REQUIRED TASK.
All of the data that follows should be retyped exactly, please, except the pictures.

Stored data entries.
□ □ □ □ □ □ □

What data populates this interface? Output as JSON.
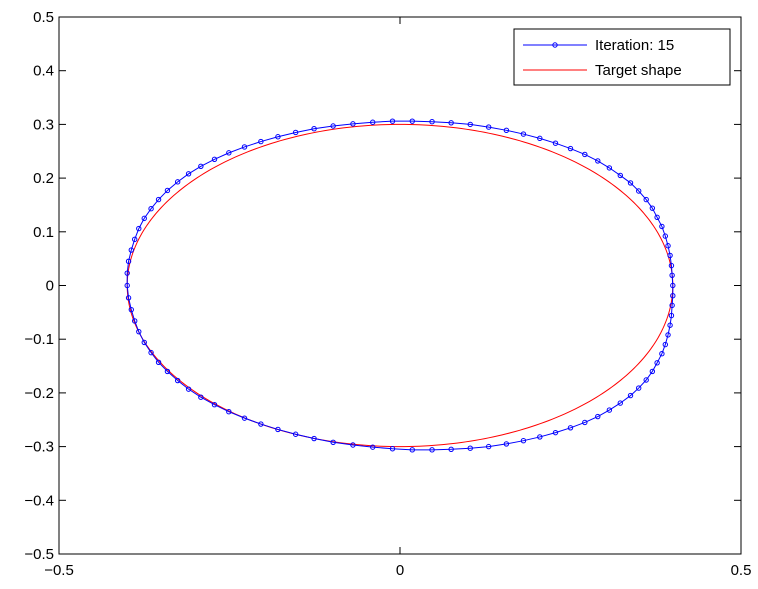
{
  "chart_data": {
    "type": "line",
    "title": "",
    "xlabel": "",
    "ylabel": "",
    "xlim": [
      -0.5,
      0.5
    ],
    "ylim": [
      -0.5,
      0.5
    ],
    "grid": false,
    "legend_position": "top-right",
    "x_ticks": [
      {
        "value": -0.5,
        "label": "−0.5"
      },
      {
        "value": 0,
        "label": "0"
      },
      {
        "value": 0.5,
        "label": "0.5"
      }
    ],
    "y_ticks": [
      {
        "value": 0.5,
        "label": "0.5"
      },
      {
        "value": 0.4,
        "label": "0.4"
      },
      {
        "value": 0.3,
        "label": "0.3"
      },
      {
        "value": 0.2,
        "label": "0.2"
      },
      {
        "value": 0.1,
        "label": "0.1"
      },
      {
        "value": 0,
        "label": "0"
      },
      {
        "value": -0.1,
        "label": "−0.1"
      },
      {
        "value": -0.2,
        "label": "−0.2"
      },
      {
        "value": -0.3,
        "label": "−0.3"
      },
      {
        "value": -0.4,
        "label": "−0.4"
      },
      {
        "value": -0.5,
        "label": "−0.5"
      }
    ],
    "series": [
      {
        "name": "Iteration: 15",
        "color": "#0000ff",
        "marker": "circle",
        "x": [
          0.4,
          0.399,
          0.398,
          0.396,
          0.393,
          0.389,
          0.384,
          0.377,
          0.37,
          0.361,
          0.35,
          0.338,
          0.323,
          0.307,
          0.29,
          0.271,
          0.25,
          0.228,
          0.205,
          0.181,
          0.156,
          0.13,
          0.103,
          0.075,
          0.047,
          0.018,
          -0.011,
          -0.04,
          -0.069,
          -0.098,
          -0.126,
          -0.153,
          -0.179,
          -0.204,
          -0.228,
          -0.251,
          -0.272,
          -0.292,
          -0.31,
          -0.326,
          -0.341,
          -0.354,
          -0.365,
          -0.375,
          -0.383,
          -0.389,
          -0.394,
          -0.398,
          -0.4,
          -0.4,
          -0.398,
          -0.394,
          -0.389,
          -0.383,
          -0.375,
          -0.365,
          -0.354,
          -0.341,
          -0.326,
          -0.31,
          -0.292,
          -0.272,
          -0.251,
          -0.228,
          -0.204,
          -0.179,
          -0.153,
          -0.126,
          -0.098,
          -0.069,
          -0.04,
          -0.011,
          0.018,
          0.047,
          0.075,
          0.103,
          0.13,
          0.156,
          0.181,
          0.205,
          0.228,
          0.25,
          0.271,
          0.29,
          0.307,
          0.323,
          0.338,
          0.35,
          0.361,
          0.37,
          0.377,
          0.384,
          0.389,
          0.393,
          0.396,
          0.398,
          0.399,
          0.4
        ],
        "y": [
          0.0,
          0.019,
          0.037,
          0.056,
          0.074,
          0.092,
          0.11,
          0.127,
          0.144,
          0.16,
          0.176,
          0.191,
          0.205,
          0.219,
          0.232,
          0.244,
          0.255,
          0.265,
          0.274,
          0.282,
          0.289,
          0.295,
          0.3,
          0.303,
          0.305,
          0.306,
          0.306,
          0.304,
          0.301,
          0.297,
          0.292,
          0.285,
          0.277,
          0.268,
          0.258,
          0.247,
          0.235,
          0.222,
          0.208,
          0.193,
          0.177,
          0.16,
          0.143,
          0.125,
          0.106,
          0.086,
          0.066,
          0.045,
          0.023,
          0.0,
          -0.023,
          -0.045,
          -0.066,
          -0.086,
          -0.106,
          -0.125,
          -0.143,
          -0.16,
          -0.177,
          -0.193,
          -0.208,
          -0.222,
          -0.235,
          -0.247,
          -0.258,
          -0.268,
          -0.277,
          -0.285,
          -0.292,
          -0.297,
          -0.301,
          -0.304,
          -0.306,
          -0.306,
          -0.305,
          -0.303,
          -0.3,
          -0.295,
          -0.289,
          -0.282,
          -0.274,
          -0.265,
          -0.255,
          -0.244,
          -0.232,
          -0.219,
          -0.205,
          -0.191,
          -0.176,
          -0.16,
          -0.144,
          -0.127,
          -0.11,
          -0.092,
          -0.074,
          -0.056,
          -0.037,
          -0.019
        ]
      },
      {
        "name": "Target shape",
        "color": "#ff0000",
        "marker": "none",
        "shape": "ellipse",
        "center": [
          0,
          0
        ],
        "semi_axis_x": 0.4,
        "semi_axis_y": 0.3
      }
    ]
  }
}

□ □ □ □ □ □ □

SOLUTION TO THIS EXERCISE.
What data populates this interface? Output as JSON.
{
  "chart_data": {
    "type": "line",
    "title": "",
    "xlabel": "",
    "ylabel": "",
    "xlim": [
      -0.5,
      0.5
    ],
    "ylim": [
      -0.5,
      0.5
    ],
    "grid": false,
    "legend_position": "top-right",
    "x_ticks": [
      {
        "value": -0.5,
        "label": "−0.5"
      },
      {
        "value": 0,
        "label": "0"
      },
      {
        "value": 0.5,
        "label": "0.5"
      }
    ],
    "y_ticks": [
      {
        "value": 0.5,
        "label": "0.5"
      },
      {
        "value": 0.4,
        "label": "0.4"
      },
      {
        "value": 0.3,
        "label": "0.3"
      },
      {
        "value": 0.2,
        "label": "0.2"
      },
      {
        "value": 0.1,
        "label": "0.1"
      },
      {
        "value": 0,
        "label": "0"
      },
      {
        "value": -0.1,
        "label": "−0.1"
      },
      {
        "value": -0.2,
        "label": "−0.2"
      },
      {
        "value": -0.3,
        "label": "−0.3"
      },
      {
        "value": -0.4,
        "label": "−0.4"
      },
      {
        "value": -0.5,
        "label": "−0.5"
      }
    ],
    "series": [
      {
        "name": "Iteration: 15",
        "color": "#0000ff",
        "marker": "circle",
        "x": [
          0.4,
          0.399,
          0.398,
          0.396,
          0.393,
          0.389,
          0.384,
          0.377,
          0.37,
          0.361,
          0.35,
          0.338,
          0.323,
          0.307,
          0.29,
          0.271,
          0.25,
          0.228,
          0.205,
          0.181,
          0.156,
          0.13,
          0.103,
          0.075,
          0.047,
          0.018,
          -0.011,
          -0.04,
          -0.069,
          -0.098,
          -0.126,
          -0.153,
          -0.179,
          -0.204,
          -0.228,
          -0.251,
          -0.272,
          -0.292,
          -0.31,
          -0.326,
          -0.341,
          -0.354,
          -0.365,
          -0.375,
          -0.383,
          -0.389,
          -0.394,
          -0.398,
          -0.4,
          -0.4,
          -0.398,
          -0.394,
          -0.389,
          -0.383,
          -0.375,
          -0.365,
          -0.354,
          -0.341,
          -0.326,
          -0.31,
          -0.292,
          -0.272,
          -0.251,
          -0.228,
          -0.204,
          -0.179,
          -0.153,
          -0.126,
          -0.098,
          -0.069,
          -0.04,
          -0.011,
          0.018,
          0.047,
          0.075,
          0.103,
          0.13,
          0.156,
          0.181,
          0.205,
          0.228,
          0.25,
          0.271,
          0.29,
          0.307,
          0.323,
          0.338,
          0.35,
          0.361,
          0.37,
          0.377,
          0.384,
          0.389,
          0.393,
          0.396,
          0.398,
          0.399,
          0.4
        ],
        "y": [
          0.0,
          0.019,
          0.037,
          0.056,
          0.074,
          0.092,
          0.11,
          0.127,
          0.144,
          0.16,
          0.176,
          0.191,
          0.205,
          0.219,
          0.232,
          0.244,
          0.255,
          0.265,
          0.274,
          0.282,
          0.289,
          0.295,
          0.3,
          0.303,
          0.305,
          0.306,
          0.306,
          0.304,
          0.301,
          0.297,
          0.292,
          0.285,
          0.277,
          0.268,
          0.258,
          0.247,
          0.235,
          0.222,
          0.208,
          0.193,
          0.177,
          0.16,
          0.143,
          0.125,
          0.106,
          0.086,
          0.066,
          0.045,
          0.023,
          0.0,
          -0.023,
          -0.045,
          -0.066,
          -0.086,
          -0.106,
          -0.125,
          -0.143,
          -0.16,
          -0.177,
          -0.193,
          -0.208,
          -0.222,
          -0.235,
          -0.247,
          -0.258,
          -0.268,
          -0.277,
          -0.285,
          -0.292,
          -0.297,
          -0.301,
          -0.304,
          -0.306,
          -0.306,
          -0.305,
          -0.303,
          -0.3,
          -0.295,
          -0.289,
          -0.282,
          -0.274,
          -0.265,
          -0.255,
          -0.244,
          -0.232,
          -0.219,
          -0.205,
          -0.191,
          -0.176,
          -0.16,
          -0.144,
          -0.127,
          -0.11,
          -0.092,
          -0.074,
          -0.056,
          -0.037,
          -0.019
        ]
      },
      {
        "name": "Target shape",
        "color": "#ff0000",
        "marker": "none",
        "shape": "ellipse",
        "center": [
          0,
          0
        ],
        "semi_axis_x": 0.4,
        "semi_axis_y": 0.3
      }
    ]
  }
}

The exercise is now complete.